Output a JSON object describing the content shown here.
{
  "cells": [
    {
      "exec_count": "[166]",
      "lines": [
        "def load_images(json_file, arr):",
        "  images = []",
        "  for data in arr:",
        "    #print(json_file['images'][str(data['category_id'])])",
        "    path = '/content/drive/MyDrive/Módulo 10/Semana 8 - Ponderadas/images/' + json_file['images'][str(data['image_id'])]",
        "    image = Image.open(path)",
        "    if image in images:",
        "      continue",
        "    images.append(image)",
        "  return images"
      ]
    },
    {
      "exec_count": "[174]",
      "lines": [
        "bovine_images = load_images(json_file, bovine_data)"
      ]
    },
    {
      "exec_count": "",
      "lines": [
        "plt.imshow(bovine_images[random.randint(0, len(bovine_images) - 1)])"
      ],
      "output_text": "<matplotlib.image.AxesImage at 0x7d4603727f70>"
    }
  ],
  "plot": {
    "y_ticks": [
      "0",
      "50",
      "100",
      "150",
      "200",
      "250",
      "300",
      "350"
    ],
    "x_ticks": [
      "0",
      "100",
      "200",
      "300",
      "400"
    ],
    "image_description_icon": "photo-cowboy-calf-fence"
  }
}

Short problem » Across the records, how many lines contain "path"? Only the number should be given.

Problem solution » 2